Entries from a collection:
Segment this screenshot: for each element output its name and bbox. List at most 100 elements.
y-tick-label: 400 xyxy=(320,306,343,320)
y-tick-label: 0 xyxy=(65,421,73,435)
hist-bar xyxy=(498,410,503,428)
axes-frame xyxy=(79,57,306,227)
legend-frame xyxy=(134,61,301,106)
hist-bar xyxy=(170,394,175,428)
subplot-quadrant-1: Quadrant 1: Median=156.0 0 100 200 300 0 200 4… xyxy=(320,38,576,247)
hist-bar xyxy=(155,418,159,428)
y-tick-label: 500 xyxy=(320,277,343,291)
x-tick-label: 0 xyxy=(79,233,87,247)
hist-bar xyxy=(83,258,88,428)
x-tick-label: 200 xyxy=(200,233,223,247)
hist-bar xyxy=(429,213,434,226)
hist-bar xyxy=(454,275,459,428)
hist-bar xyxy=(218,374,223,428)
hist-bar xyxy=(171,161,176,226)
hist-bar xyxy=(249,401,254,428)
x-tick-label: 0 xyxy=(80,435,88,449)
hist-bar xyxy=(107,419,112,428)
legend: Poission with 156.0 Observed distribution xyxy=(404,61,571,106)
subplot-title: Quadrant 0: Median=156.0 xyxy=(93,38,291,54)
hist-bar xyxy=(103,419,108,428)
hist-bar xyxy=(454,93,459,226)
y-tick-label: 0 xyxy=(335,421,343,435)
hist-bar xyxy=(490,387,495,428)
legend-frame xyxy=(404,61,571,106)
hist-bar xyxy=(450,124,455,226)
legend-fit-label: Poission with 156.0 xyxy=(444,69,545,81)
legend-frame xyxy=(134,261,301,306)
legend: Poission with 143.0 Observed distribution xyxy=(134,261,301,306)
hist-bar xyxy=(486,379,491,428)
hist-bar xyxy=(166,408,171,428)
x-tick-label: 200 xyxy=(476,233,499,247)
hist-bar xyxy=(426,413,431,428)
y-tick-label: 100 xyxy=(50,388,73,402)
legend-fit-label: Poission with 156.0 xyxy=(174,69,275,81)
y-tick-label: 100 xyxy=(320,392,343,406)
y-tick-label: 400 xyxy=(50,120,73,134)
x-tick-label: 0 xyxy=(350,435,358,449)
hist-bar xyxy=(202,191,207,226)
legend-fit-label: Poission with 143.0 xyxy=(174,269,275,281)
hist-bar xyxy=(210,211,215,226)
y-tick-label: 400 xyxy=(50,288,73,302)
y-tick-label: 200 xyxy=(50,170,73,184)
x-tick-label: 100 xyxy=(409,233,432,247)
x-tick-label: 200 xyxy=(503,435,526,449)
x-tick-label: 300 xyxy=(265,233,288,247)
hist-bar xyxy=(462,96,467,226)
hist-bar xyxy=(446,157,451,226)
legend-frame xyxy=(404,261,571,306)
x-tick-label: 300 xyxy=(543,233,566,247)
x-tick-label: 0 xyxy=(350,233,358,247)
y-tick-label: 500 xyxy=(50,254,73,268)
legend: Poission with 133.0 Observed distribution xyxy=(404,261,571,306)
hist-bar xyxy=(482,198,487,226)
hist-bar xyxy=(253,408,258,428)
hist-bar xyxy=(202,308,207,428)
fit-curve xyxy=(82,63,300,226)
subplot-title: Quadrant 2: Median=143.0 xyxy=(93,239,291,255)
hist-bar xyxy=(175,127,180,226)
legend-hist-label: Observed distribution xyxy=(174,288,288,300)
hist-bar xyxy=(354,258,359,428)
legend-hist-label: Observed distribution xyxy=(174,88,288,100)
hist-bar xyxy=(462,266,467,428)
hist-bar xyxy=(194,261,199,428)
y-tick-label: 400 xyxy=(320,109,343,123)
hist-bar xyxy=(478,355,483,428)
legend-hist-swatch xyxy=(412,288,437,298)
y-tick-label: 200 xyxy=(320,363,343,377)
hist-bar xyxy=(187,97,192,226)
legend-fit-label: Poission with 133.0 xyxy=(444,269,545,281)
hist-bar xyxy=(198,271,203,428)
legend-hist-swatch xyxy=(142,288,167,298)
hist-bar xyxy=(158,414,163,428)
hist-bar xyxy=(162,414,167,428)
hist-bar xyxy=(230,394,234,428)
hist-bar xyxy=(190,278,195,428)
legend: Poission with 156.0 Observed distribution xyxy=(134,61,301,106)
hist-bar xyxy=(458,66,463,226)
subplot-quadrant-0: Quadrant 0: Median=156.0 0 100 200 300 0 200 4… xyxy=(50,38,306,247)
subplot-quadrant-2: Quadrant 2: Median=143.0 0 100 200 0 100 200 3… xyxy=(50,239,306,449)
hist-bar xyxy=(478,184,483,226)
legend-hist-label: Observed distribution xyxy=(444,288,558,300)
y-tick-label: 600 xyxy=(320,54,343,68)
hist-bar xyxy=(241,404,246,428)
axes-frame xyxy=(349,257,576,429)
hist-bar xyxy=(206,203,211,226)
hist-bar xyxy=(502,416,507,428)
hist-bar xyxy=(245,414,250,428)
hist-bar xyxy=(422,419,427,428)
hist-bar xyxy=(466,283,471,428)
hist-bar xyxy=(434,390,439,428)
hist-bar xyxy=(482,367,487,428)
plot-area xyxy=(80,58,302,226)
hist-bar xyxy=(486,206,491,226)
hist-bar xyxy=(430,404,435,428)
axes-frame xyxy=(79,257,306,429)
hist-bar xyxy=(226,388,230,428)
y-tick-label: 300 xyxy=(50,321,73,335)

### What you will do
Can you edit all of the material so that each "hist-bar" becomes "histogram-bar" and every other part stays unchanged?

### Finished exercise
Segment this screenshot: for each element output its name and bbox. List at most 100 elements.
y-tick-label: 400 xyxy=(320,306,343,320)
y-tick-label: 0 xyxy=(65,421,73,435)
histogram-bar xyxy=(498,410,503,428)
axes-frame xyxy=(79,57,306,227)
legend-frame xyxy=(134,61,301,106)
histogram-bar xyxy=(170,394,175,428)
subplot-quadrant-1: Quadrant 1: Median=156.0 0 100 200 300 0 200 4… xyxy=(320,38,576,247)
histogram-bar xyxy=(155,418,159,428)
y-tick-label: 500 xyxy=(320,277,343,291)
x-tick-label: 0 xyxy=(79,233,87,247)
histogram-bar xyxy=(83,258,88,428)
x-tick-label: 200 xyxy=(200,233,223,247)
histogram-bar xyxy=(429,213,434,226)
histogram-bar xyxy=(454,275,459,428)
histogram-bar xyxy=(218,374,223,428)
histogram-bar xyxy=(171,161,176,226)
histogram-bar xyxy=(249,401,254,428)
x-tick-label: 0 xyxy=(80,435,88,449)
histogram-bar xyxy=(107,419,112,428)
legend: Poission with 156.0 Observed distribution xyxy=(404,61,571,106)
subplot-title: Quadrant 0: Median=156.0 xyxy=(93,38,291,54)
histogram-bar xyxy=(103,419,108,428)
histogram-bar xyxy=(454,93,459,226)
y-tick-label: 0 xyxy=(335,421,343,435)
histogram-bar xyxy=(490,387,495,428)
legend-frame xyxy=(404,61,571,106)
histogram-bar xyxy=(450,124,455,226)
legend-fit-label: Poission with 156.0 xyxy=(444,69,545,81)
legend-frame xyxy=(134,261,301,306)
legend: Poission with 143.0 Observed distribution xyxy=(134,261,301,306)
histogram-bar xyxy=(486,379,491,428)
histogram-bar xyxy=(166,408,171,428)
x-tick-label: 200 xyxy=(476,233,499,247)
histogram-bar xyxy=(426,413,431,428)
y-tick-label: 100 xyxy=(50,388,73,402)
legend-fit-label: Poission with 156.0 xyxy=(174,69,275,81)
y-tick-label: 100 xyxy=(320,392,343,406)
y-tick-label: 400 xyxy=(50,120,73,134)
x-tick-label: 0 xyxy=(350,435,358,449)
histogram-bar xyxy=(202,191,207,226)
legend-fit-label: Poission with 143.0 xyxy=(174,269,275,281)
histogram-bar xyxy=(210,211,215,226)
y-tick-label: 400 xyxy=(50,288,73,302)
y-tick-label: 200 xyxy=(50,170,73,184)
x-tick-label: 100 xyxy=(409,233,432,247)
x-tick-label: 200 xyxy=(503,435,526,449)
x-tick-label: 300 xyxy=(265,233,288,247)
histogram-bar xyxy=(462,96,467,226)
histogram-bar xyxy=(446,157,451,226)
legend-frame xyxy=(404,261,571,306)
x-tick-label: 300 xyxy=(543,233,566,247)
x-tick-label: 0 xyxy=(350,233,358,247)
y-tick-label: 500 xyxy=(50,254,73,268)
legend: Poission with 133.0 Observed distribution xyxy=(404,261,571,306)
histogram-bar xyxy=(482,198,487,226)
histogram-bar xyxy=(253,408,258,428)
histogram-bar xyxy=(202,308,207,428)
fit-curve xyxy=(82,63,300,226)
subplot-title: Quadrant 2: Median=143.0 xyxy=(93,239,291,255)
histogram-bar xyxy=(175,127,180,226)
legend-hist-label: Observed distribution xyxy=(174,288,288,300)
histogram-bar xyxy=(354,258,359,428)
legend-hist-label: Observed distribution xyxy=(174,88,288,100)
histogram-bar xyxy=(462,266,467,428)
histogram-bar xyxy=(194,261,199,428)
y-tick-label: 400 xyxy=(320,109,343,123)
histogram-bar xyxy=(478,355,483,428)
legend-hist-swatch xyxy=(412,288,437,298)
y-tick-label: 200 xyxy=(320,363,343,377)
histogram-bar xyxy=(187,97,192,226)
legend-fit-label: Poission with 133.0 xyxy=(444,269,545,281)
histogram-bar xyxy=(198,271,203,428)
legend-hist-swatch xyxy=(142,288,167,298)
histogram-bar xyxy=(158,414,163,428)
histogram-bar xyxy=(162,414,167,428)
histogram-bar xyxy=(230,394,234,428)
histogram-bar xyxy=(190,278,195,428)
legend: Poission with 156.0 Observed distribution xyxy=(134,61,301,106)
histogram-bar xyxy=(458,66,463,226)
subplot-quadrant-0: Quadrant 0: Median=156.0 0 100 200 300 0 200 4… xyxy=(50,38,306,247)
subplot-quadrant-2: Quadrant 2: Median=143.0 0 100 200 0 100 200 3… xyxy=(50,239,306,449)
histogram-bar xyxy=(478,184,483,226)
legend-hist-label: Observed distribution xyxy=(444,288,558,300)
y-tick-label: 600 xyxy=(320,54,343,68)
histogram-bar xyxy=(241,404,246,428)
axes-frame xyxy=(349,257,576,429)
histogram-bar xyxy=(206,203,211,226)
histogram-bar xyxy=(502,416,507,428)
histogram-bar xyxy=(245,414,250,428)
histogram-bar xyxy=(422,419,427,428)
histogram-bar xyxy=(466,283,471,428)
histogram-bar xyxy=(434,390,439,428)
histogram-bar xyxy=(482,367,487,428)
plot-area xyxy=(80,58,302,226)
histogram-bar xyxy=(486,206,491,226)
histogram-bar xyxy=(430,404,435,428)
axes-frame xyxy=(79,257,306,429)
histogram-bar xyxy=(226,388,230,428)
y-tick-label: 300 xyxy=(50,321,73,335)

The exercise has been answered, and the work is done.